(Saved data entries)
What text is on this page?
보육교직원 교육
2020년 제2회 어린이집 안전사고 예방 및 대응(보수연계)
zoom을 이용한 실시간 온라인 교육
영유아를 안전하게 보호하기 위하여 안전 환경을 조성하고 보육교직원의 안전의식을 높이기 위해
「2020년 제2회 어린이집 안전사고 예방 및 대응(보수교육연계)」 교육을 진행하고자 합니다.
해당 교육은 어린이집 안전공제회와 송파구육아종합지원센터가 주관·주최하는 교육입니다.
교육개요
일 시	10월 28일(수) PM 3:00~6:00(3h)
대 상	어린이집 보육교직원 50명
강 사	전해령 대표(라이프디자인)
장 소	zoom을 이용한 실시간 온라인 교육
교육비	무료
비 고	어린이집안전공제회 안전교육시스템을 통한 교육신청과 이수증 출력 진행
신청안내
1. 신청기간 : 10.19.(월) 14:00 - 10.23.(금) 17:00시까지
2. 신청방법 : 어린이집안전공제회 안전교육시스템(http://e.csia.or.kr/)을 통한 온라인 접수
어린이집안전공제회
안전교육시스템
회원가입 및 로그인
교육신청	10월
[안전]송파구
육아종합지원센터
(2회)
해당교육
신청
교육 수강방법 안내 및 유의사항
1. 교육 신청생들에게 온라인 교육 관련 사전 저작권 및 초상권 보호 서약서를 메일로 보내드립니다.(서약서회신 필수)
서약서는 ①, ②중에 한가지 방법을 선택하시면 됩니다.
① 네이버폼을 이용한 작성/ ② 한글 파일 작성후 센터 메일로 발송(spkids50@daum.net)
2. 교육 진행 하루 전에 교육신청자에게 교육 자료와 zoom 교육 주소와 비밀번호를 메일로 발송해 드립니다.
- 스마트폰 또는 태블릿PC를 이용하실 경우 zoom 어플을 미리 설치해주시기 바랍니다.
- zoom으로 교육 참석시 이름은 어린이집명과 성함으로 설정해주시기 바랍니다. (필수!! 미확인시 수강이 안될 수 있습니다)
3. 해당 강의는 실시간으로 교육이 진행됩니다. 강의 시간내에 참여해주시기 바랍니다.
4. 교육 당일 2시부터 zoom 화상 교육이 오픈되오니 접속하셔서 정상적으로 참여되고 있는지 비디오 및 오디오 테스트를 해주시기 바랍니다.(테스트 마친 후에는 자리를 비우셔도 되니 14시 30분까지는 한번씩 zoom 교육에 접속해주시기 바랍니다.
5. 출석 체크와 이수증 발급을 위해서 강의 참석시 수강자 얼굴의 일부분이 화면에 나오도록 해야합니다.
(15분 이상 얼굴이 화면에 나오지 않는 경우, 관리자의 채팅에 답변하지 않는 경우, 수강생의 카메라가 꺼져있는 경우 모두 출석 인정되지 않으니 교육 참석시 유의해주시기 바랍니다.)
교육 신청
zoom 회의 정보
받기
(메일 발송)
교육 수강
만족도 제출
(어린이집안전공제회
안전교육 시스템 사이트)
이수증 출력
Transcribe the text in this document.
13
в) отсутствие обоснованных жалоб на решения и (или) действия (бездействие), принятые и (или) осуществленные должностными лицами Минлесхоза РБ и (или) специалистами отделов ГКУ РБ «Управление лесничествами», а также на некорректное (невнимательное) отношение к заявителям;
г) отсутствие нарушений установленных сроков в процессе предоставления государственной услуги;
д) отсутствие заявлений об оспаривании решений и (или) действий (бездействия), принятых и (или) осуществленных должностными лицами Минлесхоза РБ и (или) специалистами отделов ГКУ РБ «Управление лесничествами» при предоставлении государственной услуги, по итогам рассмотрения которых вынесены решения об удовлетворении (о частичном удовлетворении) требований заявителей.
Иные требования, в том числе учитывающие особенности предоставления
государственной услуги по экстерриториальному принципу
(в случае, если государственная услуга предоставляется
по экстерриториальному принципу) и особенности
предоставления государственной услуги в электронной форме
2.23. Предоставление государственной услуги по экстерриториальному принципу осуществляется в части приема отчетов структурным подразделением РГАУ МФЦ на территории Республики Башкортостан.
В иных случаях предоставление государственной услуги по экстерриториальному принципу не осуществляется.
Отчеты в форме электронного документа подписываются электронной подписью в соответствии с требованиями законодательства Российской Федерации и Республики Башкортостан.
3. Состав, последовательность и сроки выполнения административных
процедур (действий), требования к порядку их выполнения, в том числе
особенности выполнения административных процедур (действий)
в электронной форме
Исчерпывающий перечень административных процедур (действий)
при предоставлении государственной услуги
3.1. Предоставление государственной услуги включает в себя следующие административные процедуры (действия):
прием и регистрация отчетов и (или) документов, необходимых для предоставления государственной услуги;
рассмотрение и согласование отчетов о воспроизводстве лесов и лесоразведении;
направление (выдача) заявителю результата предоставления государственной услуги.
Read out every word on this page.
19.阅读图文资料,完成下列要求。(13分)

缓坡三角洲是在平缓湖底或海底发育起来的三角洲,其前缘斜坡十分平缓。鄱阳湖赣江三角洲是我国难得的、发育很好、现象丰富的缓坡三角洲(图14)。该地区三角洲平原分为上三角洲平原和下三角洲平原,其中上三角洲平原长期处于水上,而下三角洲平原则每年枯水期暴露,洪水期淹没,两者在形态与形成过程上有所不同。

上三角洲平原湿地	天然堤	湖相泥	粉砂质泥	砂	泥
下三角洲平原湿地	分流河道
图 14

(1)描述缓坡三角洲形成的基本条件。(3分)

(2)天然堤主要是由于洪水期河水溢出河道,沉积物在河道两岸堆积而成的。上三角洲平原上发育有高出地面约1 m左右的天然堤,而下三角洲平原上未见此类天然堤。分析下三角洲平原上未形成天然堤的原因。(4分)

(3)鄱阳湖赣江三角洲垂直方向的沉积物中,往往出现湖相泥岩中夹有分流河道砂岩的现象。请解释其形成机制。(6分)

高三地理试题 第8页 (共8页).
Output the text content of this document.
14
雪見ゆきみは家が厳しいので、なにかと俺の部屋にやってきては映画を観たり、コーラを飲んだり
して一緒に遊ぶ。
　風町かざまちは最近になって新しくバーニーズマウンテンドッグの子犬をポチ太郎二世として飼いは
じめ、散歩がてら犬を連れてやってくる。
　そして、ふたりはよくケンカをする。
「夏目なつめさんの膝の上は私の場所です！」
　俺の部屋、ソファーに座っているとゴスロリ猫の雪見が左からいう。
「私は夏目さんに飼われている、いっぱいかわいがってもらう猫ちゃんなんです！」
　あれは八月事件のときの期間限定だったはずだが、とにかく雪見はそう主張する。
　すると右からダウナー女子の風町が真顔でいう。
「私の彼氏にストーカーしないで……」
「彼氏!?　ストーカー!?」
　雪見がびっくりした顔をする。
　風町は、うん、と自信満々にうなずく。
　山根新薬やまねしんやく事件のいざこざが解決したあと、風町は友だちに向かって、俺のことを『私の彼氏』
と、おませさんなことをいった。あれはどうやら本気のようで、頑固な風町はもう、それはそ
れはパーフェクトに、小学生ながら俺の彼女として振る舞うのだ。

- GOAL: Give a word-for-word copy of the records.

- WRITTEN RESPONSE:
What text is on this page?
보육교직원 교육
2020년 제2회 어린이집 안전사고 예방 및 대응(보수연계)
zoom을 이용한 실시간 온라인 교육
영유아를 안전하게 보호하기 위하여 안전 환경을 조성하고 보육교직원의 안전의식을 높이기 위해
「2020년 제2회 어린이집 안전사고 예방 및 대응(보수교육연계)」 교육을 진행하고자 합니다.
해당 교육은 어린이집 안전공제회와 송파구육아종합지원센터가 주관·주최하는 교육입니다.
교육개요
일 시	10월 28일(수) PM 3:00~6:00(3h)
대 상	어린이집 보육교직원 50명
강 사	전해령 대표(라이프디자인)
장 소	zoom을 이용한 실시간 온라인 교육
교육비	무료
비 고	어린이집안전공제회 안전교육시스템을 통한 교육신청과 이수증 출력 진행
신청안내
1. 신청기간 : 10.19.(월) 14:00 - 10.23.(금) 17:00시까지
2. 신청방법 : 어린이집안전공제회 안전교육시스템(http://e.csia.or.kr/)을 통한 온라인 접수
어린이집안전공제회
안전교육시스템
회원가입 및 로그인
교육신청	10월
[안전]송파구
육아종합지원센터
(2회)
해당교육
신청
교육 수강방법 안내 및 유의사항
1. 교육 신청생들에게 온라인 교육 관련 사전 저작권 및 초상권 보호 서약서를 메일로 보내드립니다.(서약서회신 필수)
서약서는 ①, ②중에 한가지 방법을 선택하시면 됩니다.
① 네이버폼을 이용한 작성/ ② 한글 파일 작성후 센터 메일로 발송(spkids50@daum.net)
2. 교육 진행 하루 전에 교육신청자에게 교육 자료와 zoom 교육 주소와 비밀번호를 메일로 발송해 드립니다.
- 스마트폰 또는 태블릿PC를 이용하실 경우 zoom 어플을 미리 설치해주시기 바랍니다.
- zoom으로 교육 참석시 이름은 어린이집명과 성함으로 설정해주시기 바랍니다. (필수!! 미확인시 수강이 안될 수 있습니다)
3. 해당 강의는 실시간으로 교육이 진행됩니다. 강의 시간내에 참여해주시기 바랍니다.
4. 교육 당일 2시부터 zoom 화상 교육이 오픈되오니 접속하셔서 정상적으로 참여되고 있는지 비디오 및 오디오 테스트를 해주시기 바랍니다.(테스트 마친 후에는 자리를 비우셔도 되니 14시 30분까지는 한번씩 zoom 교육에 접속해주시기 바랍니다.
5. 출석 체크와 이수증 발급을 위해서 강의 참석시 수강자 얼굴의 일부분이 화면에 나오도록 해야합니다.
(15분 이상 얼굴이 화면에 나오지 않는 경우, 관리자의 채팅에 답변하지 않는 경우, 수강생의 카메라가 꺼져있는 경우 모두 출석 인정되지 않으니 교육 참석시 유의해주시기 바랍니다.)
교육 신청
zoom 회의 정보
받기
(메일 발송)
교육 수강
만족도 제출
(어린이집안전공제회
안전교육 시스템 사이트)
이수증 출력
Transcribe the text in this document.
13
в) отсутствие обоснованных жалоб на решения и (или) действия (бездействие), принятые и (или) осуществленные должностными лицами Минлесхоза РБ и (или) специалистами отделов ГКУ РБ «Управление лесничествами», а также на некорректное (невнимательное) отношение к заявителям;
г) отсутствие нарушений установленных сроков в процессе предоставления государственной услуги;
д) отсутствие заявлений об оспаривании решений и (или) действий (бездействия), принятых и (или) осуществленных должностными лицами Минлесхоза РБ и (или) специалистами отделов ГКУ РБ «Управление лесничествами» при предоставлении государственной услуги, по итогам рассмотрения которых вынесены решения об удовлетворении (о частичном удовлетворении) требований заявителей.
Иные требования, в том числе учитывающие особенности предоставления
государственной услуги по экстерриториальному принципу
(в случае, если государственная услуга предоставляется
по экстерриториальному принципу) и особенности
предоставления государственной услуги в электронной форме
2.23. Предоставление государственной услуги по экстерриториальному принципу осуществляется в части приема отчетов структурным подразделением РГАУ МФЦ на территории Республики Башкортостан.
В иных случаях предоставление государственной услуги по экстерриториальному принципу не осуществляется.
Отчеты в форме электронного документа подписываются электронной подписью в соответствии с требованиями законодательства Российской Федерации и Республики Башкортостан.
3. Состав, последовательность и сроки выполнения административных
процедур (действий), требования к порядку их выполнения, в том числе
особенности выполнения административных процедур (действий)
в электронной форме
Исчерпывающий перечень административных процедур (действий)
при предоставлении государственной услуги
3.1. Предоставление государственной услуги включает в себя следующие административные процедуры (действия):
прием и регистрация отчетов и (или) документов, необходимых для предоставления государственной услуги;
рассмотрение и согласование отчетов о воспроизводстве лесов и лесоразведении;
направление (выдача) заявителю результата предоставления государственной услуги.
Read out every word on this page.
19.阅读图文资料,完成下列要求。(13分)

缓坡三角洲是在平缓湖底或海底发育起来的三角洲,其前缘斜坡十分平缓。鄱阳湖赣江三角洲是我国难得的、发育很好、现象丰富的缓坡三角洲(图14)。该地区三角洲平原分为上三角洲平原和下三角洲平原,其中上三角洲平原长期处于水上,而下三角洲平原则每年枯水期暴露,洪水期淹没,两者在形态与形成过程上有所不同。

上三角洲平原湿地	天然堤	湖相泥	粉砂质泥	砂	泥
下三角洲平原湿地	分流河道
图 14

(1)描述缓坡三角洲形成的基本条件。(3分)

(2)天然堤主要是由于洪水期河水溢出河道,沉积物在河道两岸堆积而成的。上三角洲平原上发育有高出地面约1 m左右的天然堤,而下三角洲平原上未见此类天然堤。分析下三角洲平原上未形成天然堤的原因。(4分)

(3)鄱阳湖赣江三角洲垂直方向的沉积物中,往往出现湖相泥岩中夹有分流河道砂岩的现象。请解释其形成机制。(6分)

高三地理试题 第8页 (共8页).
Output the text content of this document.
14
雪見ゆきみは家が厳しいので、なにかと俺の部屋にやってきては映画を観たり、コーラを飲んだり
して一緒に遊ぶ。
　風町かざまちは最近になって新しくバーニーズマウンテンドッグの子犬をポチ太郎二世として飼いは
じめ、散歩がてら犬を連れてやってくる。
　そして、ふたりはよくケンカをする。
「夏目なつめさんの膝の上は私の場所です！」
　俺の部屋、ソファーに座っているとゴスロリ猫の雪見が左からいう。
「私は夏目さんに飼われている、いっぱいかわいがってもらう猫ちゃんなんです！」
　あれは八月事件のときの期間限定だったはずだが、とにかく雪見はそう主張する。
　すると右からダウナー女子の風町が真顔でいう。
「私の彼氏にストーカーしないで……」
「彼氏!?　ストーカー!?」
　雪見がびっくりした顔をする。
　風町は、うん、と自信満々にうなずく。
　山根新薬やまねしんやく事件のいざこざが解決したあと、風町は友だちに向かって、俺のことを『私の彼氏』
と、おませさんなことをいった。あれはどうやら本気のようで、頑固な風町はもう、それはそ
れはパーフェクトに、小学生ながら俺の彼女として振る舞うのだ。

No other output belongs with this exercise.